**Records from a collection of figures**
___

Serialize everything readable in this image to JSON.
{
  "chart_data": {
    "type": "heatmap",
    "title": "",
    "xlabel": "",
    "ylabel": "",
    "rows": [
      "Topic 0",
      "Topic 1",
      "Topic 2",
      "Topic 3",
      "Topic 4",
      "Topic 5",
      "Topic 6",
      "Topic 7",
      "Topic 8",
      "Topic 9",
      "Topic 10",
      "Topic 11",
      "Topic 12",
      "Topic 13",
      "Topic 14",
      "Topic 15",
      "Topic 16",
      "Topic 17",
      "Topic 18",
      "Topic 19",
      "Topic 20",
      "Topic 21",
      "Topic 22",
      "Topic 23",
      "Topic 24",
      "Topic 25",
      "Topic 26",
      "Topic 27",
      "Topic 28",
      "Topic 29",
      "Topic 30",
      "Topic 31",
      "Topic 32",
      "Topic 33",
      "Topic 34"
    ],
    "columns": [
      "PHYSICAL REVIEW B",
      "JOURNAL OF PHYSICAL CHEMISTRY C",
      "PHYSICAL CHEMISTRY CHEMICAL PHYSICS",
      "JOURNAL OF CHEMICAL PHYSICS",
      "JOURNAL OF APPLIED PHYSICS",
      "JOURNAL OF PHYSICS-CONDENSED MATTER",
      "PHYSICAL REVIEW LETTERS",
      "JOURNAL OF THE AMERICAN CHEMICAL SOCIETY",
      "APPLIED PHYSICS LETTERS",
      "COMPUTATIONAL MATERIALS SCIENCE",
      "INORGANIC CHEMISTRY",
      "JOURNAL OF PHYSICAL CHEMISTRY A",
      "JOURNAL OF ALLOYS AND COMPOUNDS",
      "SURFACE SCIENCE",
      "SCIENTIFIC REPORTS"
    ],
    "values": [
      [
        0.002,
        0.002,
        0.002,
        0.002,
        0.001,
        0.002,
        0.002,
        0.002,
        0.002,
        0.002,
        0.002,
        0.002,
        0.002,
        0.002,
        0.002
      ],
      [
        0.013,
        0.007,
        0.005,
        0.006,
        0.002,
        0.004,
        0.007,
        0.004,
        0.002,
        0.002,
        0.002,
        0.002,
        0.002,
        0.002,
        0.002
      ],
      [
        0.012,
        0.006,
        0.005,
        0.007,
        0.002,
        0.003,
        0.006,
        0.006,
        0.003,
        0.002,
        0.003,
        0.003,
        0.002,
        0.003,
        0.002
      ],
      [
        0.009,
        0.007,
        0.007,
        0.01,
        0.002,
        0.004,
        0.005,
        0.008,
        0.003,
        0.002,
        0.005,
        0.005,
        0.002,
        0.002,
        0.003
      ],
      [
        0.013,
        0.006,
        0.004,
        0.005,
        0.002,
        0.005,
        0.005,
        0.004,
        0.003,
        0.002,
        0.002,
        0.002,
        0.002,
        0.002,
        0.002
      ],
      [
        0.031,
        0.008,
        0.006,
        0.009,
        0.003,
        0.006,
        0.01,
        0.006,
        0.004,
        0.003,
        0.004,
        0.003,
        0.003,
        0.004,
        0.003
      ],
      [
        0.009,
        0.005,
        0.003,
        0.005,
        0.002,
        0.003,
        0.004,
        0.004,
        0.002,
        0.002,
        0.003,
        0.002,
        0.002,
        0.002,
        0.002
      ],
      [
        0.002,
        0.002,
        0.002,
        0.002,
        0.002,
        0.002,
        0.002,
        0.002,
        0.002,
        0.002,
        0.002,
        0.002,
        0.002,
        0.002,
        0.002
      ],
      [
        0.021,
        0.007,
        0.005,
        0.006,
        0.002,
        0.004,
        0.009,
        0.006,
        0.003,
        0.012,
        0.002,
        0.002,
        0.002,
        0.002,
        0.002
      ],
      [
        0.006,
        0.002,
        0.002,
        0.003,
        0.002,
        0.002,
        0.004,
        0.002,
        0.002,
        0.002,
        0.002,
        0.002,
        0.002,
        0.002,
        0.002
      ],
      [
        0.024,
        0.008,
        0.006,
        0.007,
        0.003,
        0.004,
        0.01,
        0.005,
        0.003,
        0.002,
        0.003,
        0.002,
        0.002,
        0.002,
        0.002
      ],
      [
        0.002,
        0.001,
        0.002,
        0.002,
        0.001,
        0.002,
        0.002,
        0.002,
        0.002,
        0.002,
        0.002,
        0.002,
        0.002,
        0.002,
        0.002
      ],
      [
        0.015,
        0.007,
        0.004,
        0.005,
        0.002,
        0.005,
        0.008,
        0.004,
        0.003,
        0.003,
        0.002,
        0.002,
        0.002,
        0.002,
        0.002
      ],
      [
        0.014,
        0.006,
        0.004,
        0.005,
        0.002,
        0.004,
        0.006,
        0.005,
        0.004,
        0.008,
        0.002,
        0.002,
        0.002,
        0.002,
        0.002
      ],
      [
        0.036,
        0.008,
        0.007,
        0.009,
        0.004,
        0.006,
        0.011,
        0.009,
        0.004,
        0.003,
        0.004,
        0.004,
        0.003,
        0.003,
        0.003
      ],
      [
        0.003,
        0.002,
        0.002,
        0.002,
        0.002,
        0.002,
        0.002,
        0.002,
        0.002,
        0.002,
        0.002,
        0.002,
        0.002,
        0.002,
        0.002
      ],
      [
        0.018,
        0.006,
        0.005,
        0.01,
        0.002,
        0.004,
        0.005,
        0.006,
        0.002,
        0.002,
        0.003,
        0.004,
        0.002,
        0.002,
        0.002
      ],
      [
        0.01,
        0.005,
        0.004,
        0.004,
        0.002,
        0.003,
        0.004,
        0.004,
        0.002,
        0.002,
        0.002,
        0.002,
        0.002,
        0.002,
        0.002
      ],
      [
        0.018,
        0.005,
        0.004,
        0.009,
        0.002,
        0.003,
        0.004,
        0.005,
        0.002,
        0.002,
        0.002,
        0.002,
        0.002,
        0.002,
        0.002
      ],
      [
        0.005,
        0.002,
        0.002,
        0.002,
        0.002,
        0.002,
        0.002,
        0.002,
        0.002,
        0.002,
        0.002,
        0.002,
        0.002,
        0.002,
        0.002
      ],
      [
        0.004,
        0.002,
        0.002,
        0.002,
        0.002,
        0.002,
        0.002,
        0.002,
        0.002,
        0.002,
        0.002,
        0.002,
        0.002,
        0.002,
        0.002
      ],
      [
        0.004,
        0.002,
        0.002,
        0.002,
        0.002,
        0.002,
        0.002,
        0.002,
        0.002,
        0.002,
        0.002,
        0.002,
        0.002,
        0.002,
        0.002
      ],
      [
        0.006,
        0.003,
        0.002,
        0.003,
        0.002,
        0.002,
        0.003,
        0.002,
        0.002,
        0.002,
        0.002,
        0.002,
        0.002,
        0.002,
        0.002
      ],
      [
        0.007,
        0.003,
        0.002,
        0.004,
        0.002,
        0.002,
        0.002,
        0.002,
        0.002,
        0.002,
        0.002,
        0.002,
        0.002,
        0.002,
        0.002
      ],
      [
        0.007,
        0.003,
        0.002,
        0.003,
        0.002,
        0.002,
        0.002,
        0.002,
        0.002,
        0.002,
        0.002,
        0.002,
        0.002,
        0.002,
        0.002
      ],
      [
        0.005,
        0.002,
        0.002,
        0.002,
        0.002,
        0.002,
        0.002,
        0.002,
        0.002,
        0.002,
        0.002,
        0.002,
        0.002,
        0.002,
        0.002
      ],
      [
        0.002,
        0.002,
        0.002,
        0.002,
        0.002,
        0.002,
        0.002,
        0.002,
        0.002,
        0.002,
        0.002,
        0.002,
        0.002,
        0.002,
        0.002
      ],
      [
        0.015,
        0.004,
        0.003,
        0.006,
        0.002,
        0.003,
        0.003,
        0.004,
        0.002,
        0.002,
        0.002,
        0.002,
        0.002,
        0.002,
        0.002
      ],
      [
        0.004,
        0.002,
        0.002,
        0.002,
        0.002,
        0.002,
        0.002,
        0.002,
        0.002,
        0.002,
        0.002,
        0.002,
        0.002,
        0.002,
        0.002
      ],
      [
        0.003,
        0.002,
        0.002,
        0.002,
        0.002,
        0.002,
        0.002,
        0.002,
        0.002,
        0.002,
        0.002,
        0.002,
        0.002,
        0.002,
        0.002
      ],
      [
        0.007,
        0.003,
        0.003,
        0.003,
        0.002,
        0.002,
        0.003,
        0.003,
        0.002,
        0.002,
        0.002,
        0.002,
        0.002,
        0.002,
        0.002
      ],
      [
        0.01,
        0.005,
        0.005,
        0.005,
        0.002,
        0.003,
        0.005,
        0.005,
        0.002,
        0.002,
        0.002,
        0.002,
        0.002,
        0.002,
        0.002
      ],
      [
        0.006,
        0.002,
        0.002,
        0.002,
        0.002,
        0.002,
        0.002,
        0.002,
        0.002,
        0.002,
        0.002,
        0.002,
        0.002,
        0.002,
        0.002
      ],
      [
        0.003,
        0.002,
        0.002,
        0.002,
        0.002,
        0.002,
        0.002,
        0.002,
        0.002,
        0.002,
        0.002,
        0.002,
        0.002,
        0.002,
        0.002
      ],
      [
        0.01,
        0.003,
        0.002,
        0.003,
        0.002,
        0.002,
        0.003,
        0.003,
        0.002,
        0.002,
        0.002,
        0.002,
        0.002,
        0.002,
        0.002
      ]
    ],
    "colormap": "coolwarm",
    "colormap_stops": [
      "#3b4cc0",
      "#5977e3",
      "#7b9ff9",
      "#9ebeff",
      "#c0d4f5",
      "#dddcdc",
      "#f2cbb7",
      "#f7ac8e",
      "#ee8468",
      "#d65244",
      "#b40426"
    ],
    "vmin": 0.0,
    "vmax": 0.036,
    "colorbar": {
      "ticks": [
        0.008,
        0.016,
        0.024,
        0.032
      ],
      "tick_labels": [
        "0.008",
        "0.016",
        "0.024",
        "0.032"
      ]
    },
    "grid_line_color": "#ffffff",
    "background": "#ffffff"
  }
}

___

**OBJECTIVE**
Pull out all lines in the data above that include "CHEMISTRY".

**EXERCISE ANSWER**
      "JOURNAL OF PHYSICAL CHEMISTRY C",
      "PHYSICAL CHEMISTRY CHEMICAL PHYSICS",
      "INORGANIC CHEMISTRY",
      "JOURNAL OF PHYSICAL CHEMISTRY A",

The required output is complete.